Do this
Your task is to output the listing word for word, with pictures excluded.

Supplied material
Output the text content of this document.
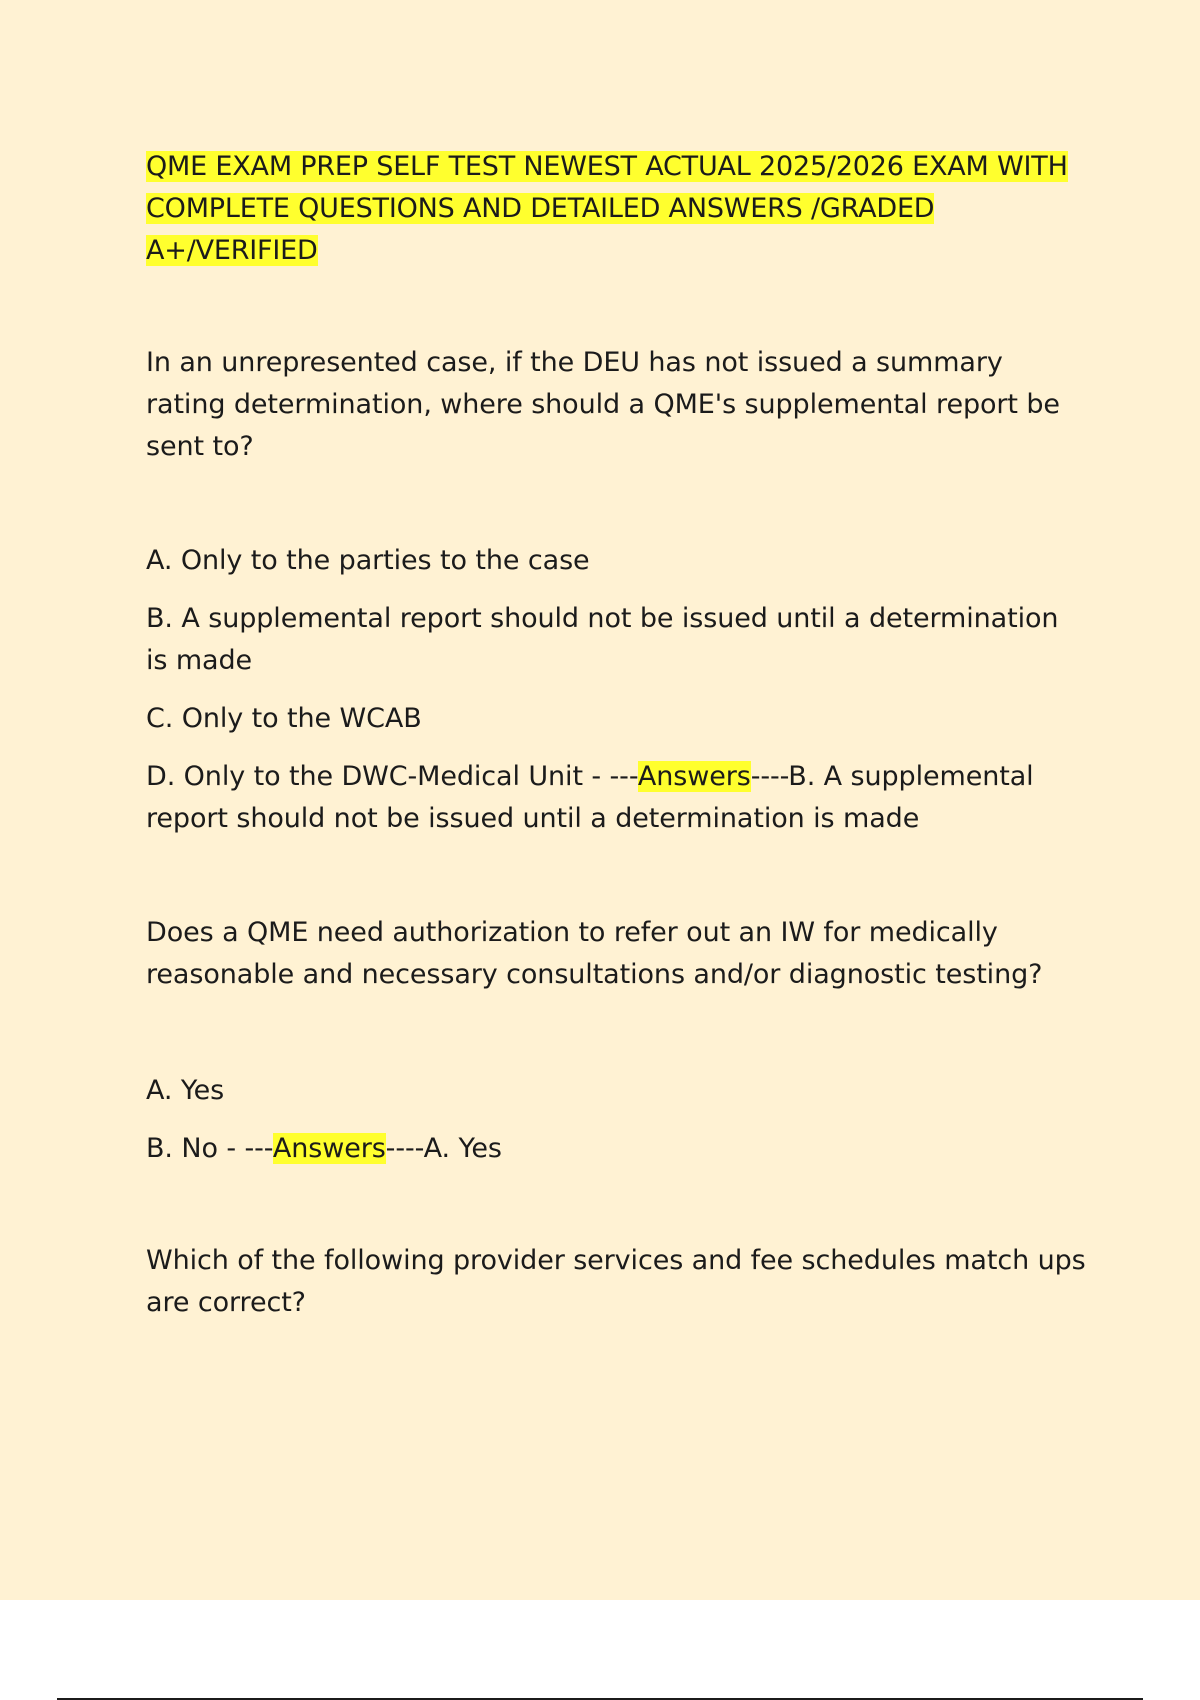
QME EXAM PREP SELF TEST NEWEST ACTUAL 2025/2026 EXAM WITH COMPLETE QUESTIONS AND DETAILED ANSWERS /GRADED A+/VERIFIED

In an unrepresented case, if the DEU has not issued a summary rating determination, where should a QME's supplemental report be sent to?

A. Only to the parties to the case
B. A supplemental report should not be issued until a determination is made
C. Only to the WCAB
D. Only to the DWC-Medical Unit - ---Answers----B. A supplemental report should not be issued until a determination is made

Does a QME need authorization to refer out an IW for medically reasonable and necessary consultations and/or diagnostic testing?

A. Yes
B. No - ---Answers----A. Yes

Which of the following provider services and fee schedules match ups are correct?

Completed exercise
Output the text content of this document.
QME EXAM PREP SELF TEST NEWEST ACTUAL 2025/2026 EXAM WITH COMPLETE QUESTIONS AND DETAILED ANSWERS /GRADED A+/VERIFIED

In an unrepresented case, if the DEU has not issued a summary rating determination, where should a QME's supplemental report be sent to?

A. Only to the parties to the case
B. A supplemental report should not be issued until a determination is made
C. Only to the WCAB
D. Only to the DWC-Medical Unit - ---Answers----B. A supplemental report should not be issued until a determination is made

Does a QME need authorization to refer out an IW for medically reasonable and necessary consultations and/or diagnostic testing?

A. Yes
B. No - ---Answers----A. Yes

Which of the following provider services and fee schedules match ups are correct?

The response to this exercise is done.